» Dataset rows
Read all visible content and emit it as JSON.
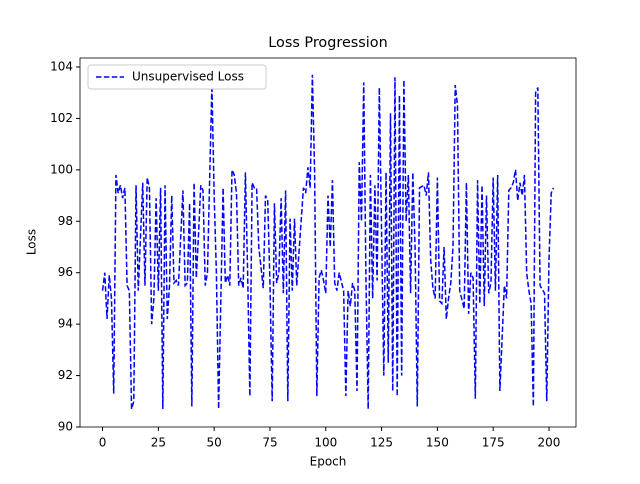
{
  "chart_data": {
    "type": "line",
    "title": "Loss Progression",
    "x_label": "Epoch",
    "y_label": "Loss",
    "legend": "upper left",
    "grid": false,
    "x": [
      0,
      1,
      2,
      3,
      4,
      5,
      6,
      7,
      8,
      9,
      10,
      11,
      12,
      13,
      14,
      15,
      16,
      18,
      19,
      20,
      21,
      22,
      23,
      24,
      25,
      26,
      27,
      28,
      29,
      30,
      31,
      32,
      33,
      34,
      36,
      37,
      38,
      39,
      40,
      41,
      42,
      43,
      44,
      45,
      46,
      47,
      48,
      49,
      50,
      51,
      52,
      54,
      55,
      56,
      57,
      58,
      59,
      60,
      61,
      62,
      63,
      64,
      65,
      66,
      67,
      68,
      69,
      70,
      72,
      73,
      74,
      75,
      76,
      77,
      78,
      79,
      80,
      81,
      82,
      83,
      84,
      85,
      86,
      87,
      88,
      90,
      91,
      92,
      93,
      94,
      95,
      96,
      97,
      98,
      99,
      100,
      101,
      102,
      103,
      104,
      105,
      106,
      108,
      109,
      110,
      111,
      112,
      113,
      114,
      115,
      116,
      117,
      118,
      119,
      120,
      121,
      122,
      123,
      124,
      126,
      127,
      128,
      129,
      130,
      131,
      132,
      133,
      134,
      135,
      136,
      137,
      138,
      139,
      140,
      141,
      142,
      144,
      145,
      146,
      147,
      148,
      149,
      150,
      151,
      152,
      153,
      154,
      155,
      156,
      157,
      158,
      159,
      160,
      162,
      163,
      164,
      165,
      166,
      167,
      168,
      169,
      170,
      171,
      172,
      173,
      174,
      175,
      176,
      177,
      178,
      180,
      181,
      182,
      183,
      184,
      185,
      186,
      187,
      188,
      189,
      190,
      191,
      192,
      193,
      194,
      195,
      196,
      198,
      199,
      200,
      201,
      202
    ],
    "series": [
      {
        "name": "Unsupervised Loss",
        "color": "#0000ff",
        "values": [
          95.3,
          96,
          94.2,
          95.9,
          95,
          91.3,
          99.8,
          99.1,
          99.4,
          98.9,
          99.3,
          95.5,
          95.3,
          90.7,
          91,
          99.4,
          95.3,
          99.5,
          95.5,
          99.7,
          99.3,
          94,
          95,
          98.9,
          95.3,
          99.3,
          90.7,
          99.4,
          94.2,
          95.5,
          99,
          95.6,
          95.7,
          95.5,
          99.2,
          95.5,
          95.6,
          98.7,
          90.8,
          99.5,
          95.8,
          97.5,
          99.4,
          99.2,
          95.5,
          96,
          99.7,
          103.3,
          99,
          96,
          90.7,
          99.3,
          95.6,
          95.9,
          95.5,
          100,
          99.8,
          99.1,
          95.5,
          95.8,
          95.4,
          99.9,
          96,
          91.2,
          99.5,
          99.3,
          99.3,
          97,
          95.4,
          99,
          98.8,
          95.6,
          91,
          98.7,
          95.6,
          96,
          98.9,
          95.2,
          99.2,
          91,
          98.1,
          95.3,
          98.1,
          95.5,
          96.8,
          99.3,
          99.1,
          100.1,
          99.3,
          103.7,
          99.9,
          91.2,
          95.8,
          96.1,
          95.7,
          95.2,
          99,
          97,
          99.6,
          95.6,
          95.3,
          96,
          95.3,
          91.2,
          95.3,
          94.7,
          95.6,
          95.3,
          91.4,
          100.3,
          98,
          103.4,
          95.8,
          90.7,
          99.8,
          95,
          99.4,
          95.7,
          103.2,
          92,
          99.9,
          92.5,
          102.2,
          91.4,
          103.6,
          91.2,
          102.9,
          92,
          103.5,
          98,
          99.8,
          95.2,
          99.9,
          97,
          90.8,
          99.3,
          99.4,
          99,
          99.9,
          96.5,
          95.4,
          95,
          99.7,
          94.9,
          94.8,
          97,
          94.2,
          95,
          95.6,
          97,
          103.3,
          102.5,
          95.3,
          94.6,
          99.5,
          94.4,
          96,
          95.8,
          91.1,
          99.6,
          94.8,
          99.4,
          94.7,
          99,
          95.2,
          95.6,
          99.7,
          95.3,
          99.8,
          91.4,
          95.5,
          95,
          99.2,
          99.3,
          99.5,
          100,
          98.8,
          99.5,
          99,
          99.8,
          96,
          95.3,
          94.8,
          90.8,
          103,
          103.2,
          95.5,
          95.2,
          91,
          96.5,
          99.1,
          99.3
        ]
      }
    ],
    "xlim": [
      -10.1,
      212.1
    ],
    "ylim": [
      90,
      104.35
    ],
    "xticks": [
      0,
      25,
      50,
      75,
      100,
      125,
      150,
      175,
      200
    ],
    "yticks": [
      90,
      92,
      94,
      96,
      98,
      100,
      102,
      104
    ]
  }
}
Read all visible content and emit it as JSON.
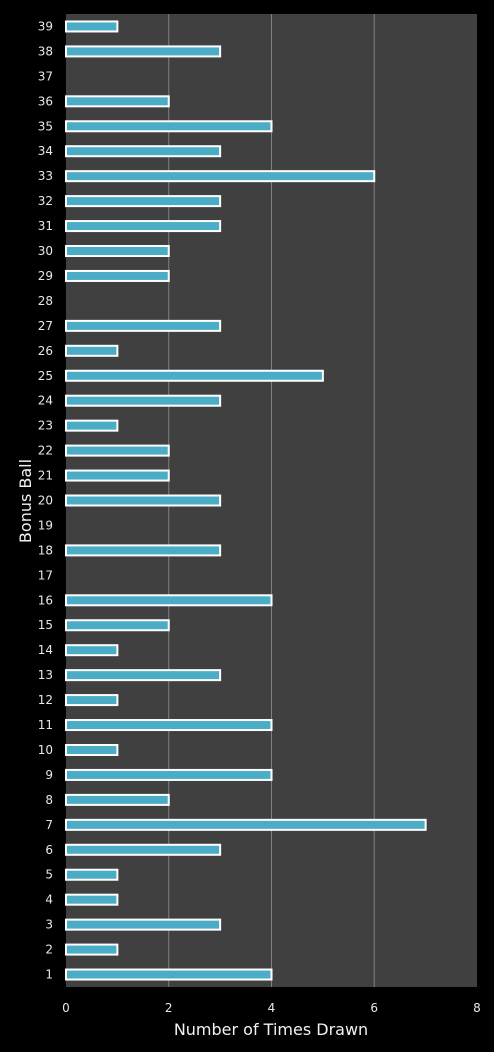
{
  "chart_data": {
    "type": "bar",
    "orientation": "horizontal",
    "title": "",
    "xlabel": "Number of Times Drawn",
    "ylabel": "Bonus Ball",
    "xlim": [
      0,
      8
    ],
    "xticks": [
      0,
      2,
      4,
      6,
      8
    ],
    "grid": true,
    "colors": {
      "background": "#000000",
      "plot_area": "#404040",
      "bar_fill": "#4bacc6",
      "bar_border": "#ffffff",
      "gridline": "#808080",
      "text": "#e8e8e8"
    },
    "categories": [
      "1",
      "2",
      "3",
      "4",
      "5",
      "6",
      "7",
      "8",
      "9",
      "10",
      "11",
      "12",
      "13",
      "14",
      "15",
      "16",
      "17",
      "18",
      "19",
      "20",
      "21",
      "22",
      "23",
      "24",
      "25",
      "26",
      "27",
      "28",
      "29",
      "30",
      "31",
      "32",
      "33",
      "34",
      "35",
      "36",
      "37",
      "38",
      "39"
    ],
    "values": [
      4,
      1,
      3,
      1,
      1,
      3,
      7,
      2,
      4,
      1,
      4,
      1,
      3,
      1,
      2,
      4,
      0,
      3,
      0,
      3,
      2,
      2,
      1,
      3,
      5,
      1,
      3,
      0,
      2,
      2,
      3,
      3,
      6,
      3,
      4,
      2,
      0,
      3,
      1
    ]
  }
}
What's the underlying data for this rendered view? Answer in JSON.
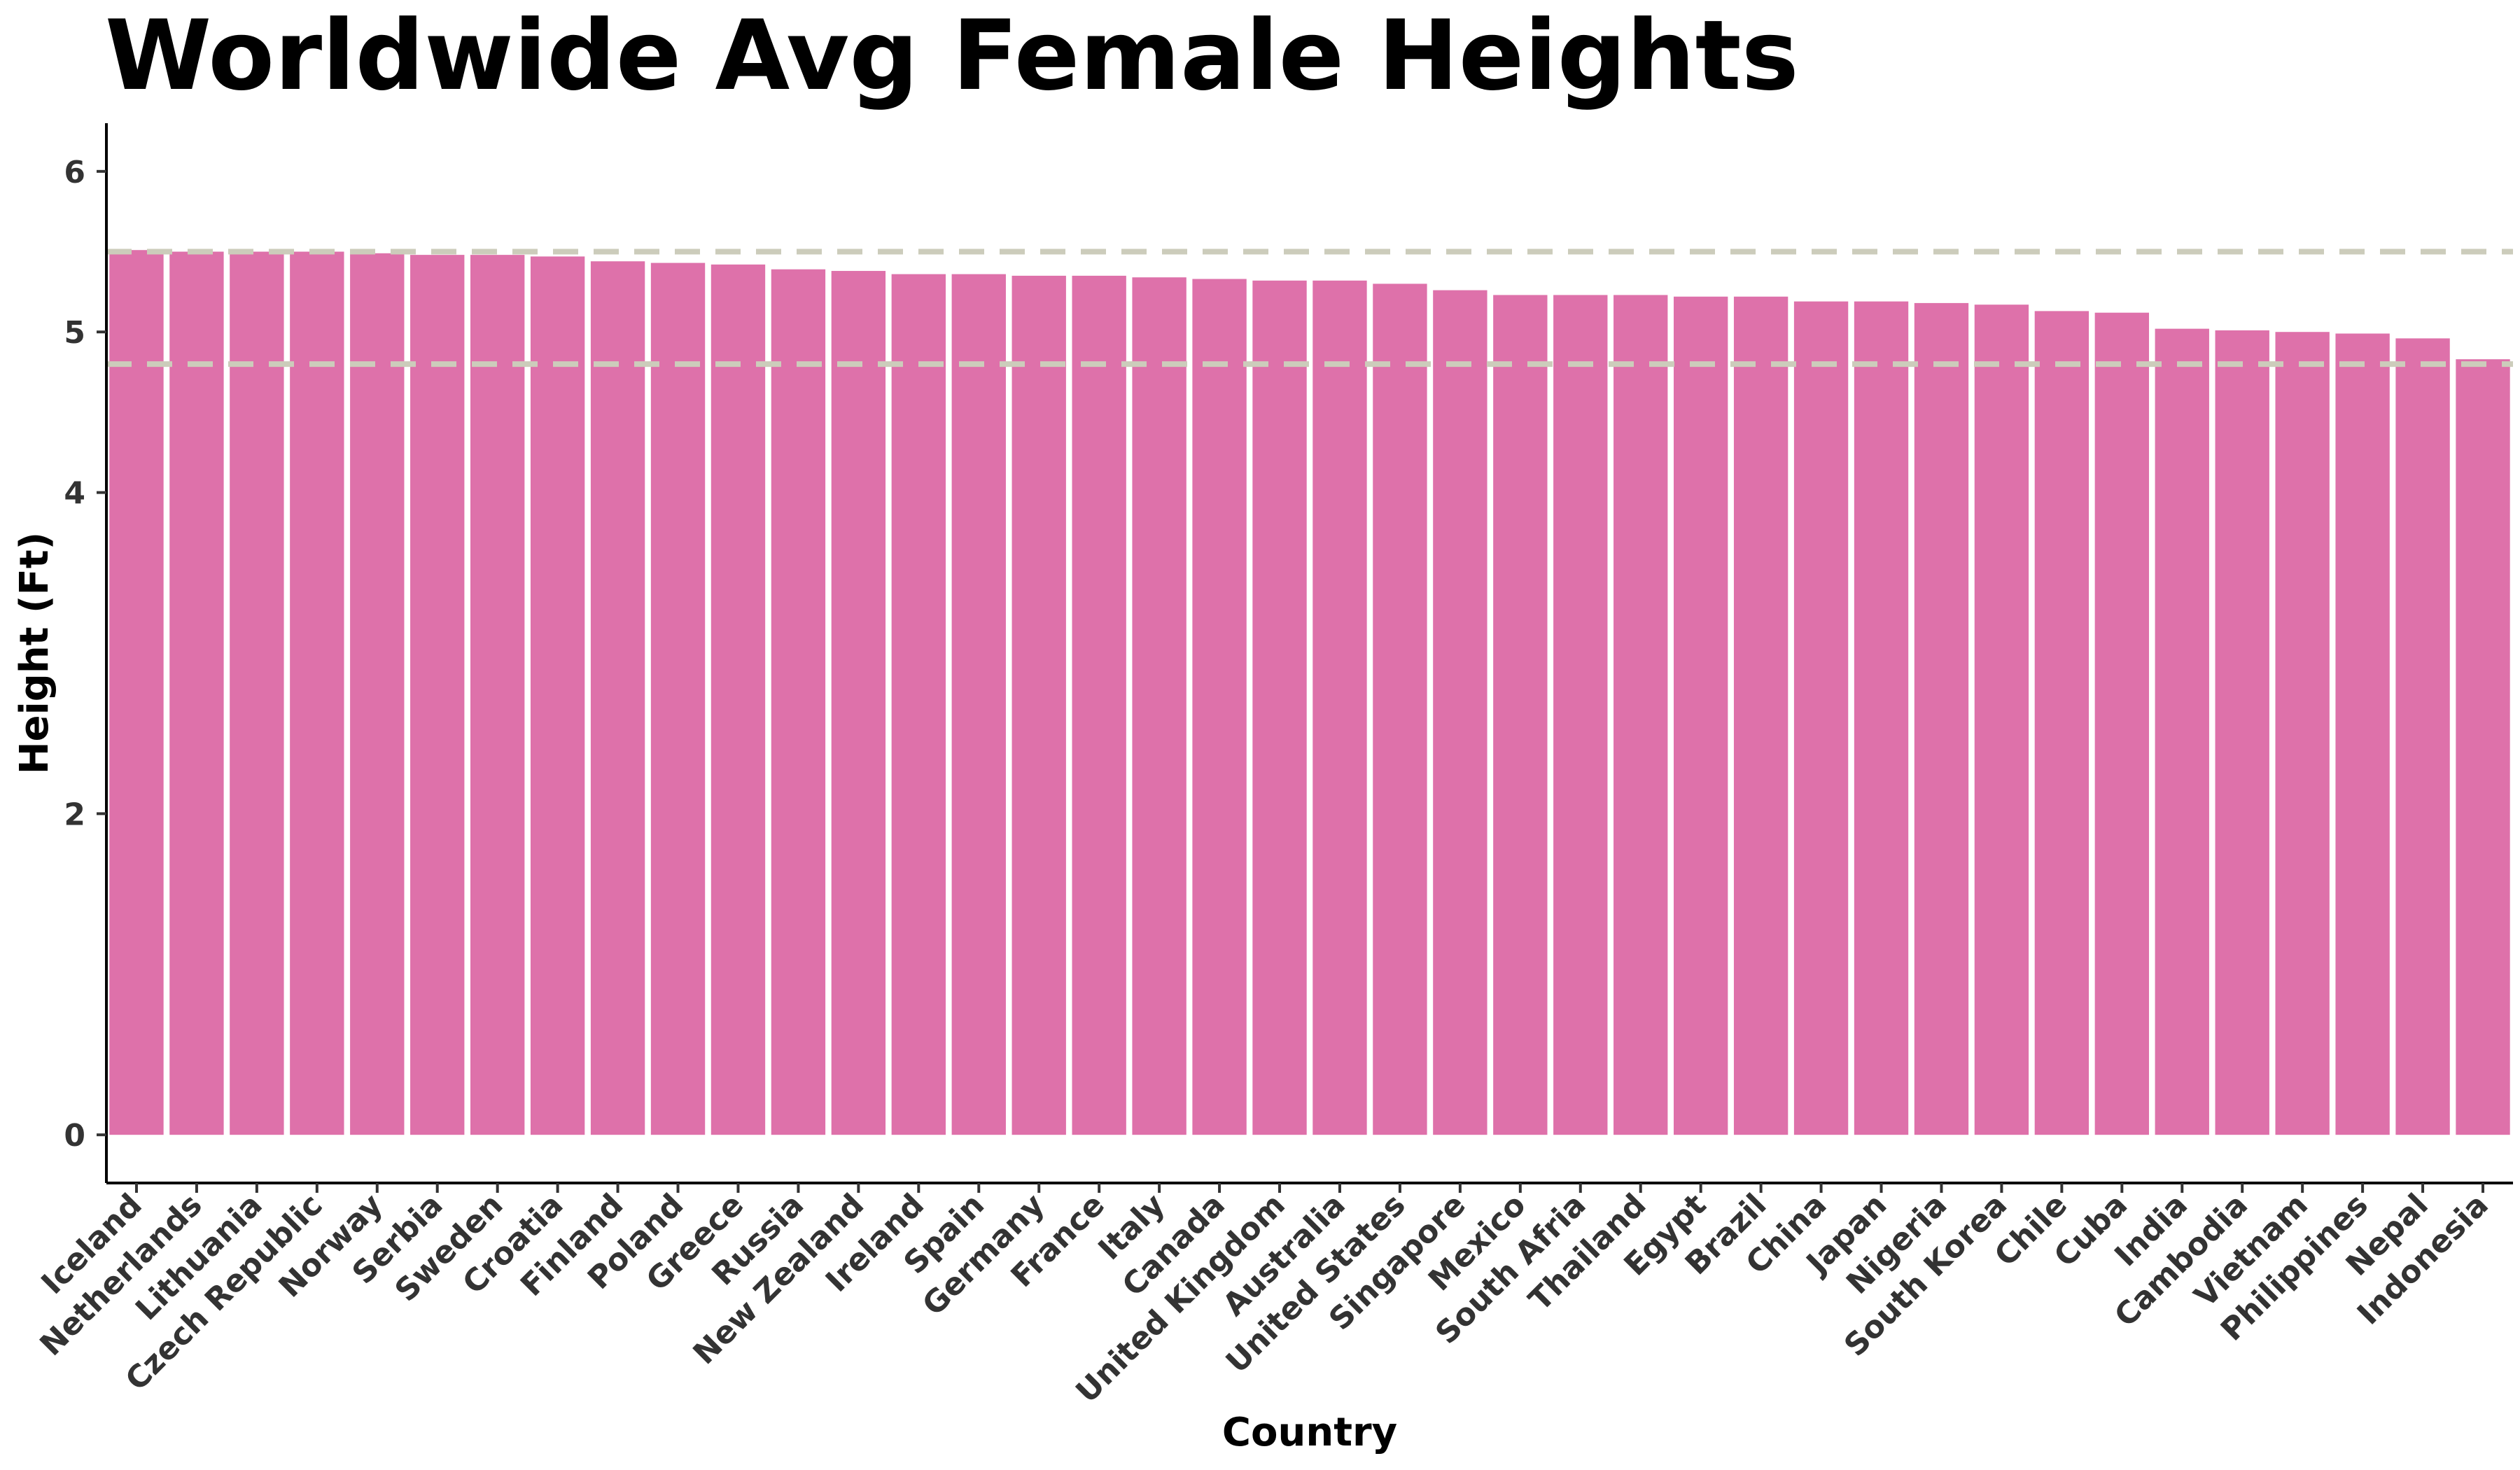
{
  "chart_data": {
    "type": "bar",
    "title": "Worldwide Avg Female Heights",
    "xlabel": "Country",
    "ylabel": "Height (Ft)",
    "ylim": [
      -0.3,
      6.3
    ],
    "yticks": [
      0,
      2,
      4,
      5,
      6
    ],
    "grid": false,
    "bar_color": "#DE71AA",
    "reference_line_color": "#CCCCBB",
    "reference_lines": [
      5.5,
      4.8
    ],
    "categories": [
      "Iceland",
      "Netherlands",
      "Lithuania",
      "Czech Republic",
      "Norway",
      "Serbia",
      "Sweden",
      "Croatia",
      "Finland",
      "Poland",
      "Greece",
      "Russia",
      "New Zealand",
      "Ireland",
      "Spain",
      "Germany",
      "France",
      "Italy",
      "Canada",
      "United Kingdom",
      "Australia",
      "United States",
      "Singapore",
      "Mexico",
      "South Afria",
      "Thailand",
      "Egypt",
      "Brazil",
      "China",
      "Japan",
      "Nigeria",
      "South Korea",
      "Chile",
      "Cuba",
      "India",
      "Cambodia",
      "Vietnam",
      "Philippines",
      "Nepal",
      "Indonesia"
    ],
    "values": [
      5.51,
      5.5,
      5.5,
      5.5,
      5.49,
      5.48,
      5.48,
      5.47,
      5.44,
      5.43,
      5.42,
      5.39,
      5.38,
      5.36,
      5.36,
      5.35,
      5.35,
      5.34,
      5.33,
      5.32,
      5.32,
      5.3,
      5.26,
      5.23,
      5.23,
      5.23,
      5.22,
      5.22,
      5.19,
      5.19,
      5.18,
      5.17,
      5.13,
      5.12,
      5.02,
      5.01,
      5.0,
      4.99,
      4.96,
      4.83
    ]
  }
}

» Stated task
Extract only the lines from the one that contains "What's the underlying" through the end of the records, inclusive, and omit every picture.

» Exercise result
What's the underlying data for this rendered view? Answer in JSON.
{
  "chart_data": {
    "type": "bar",
    "title": "Worldwide Avg Female Heights",
    "xlabel": "Country",
    "ylabel": "Height (Ft)",
    "ylim": [
      -0.3,
      6.3
    ],
    "yticks": [
      0,
      2,
      4,
      5,
      6
    ],
    "grid": false,
    "bar_color": "#DE71AA",
    "reference_line_color": "#CCCCBB",
    "reference_lines": [
      5.5,
      4.8
    ],
    "categories": [
      "Iceland",
      "Netherlands",
      "Lithuania",
      "Czech Republic",
      "Norway",
      "Serbia",
      "Sweden",
      "Croatia",
      "Finland",
      "Poland",
      "Greece",
      "Russia",
      "New Zealand",
      "Ireland",
      "Spain",
      "Germany",
      "France",
      "Italy",
      "Canada",
      "United Kingdom",
      "Australia",
      "United States",
      "Singapore",
      "Mexico",
      "South Afria",
      "Thailand",
      "Egypt",
      "Brazil",
      "China",
      "Japan",
      "Nigeria",
      "South Korea",
      "Chile",
      "Cuba",
      "India",
      "Cambodia",
      "Vietnam",
      "Philippines",
      "Nepal",
      "Indonesia"
    ],
    "values": [
      5.51,
      5.5,
      5.5,
      5.5,
      5.49,
      5.48,
      5.48,
      5.47,
      5.44,
      5.43,
      5.42,
      5.39,
      5.38,
      5.36,
      5.36,
      5.35,
      5.35,
      5.34,
      5.33,
      5.32,
      5.32,
      5.3,
      5.26,
      5.23,
      5.23,
      5.23,
      5.22,
      5.22,
      5.19,
      5.19,
      5.18,
      5.17,
      5.13,
      5.12,
      5.02,
      5.01,
      5.0,
      4.99,
      4.96,
      4.83
    ]
  }
}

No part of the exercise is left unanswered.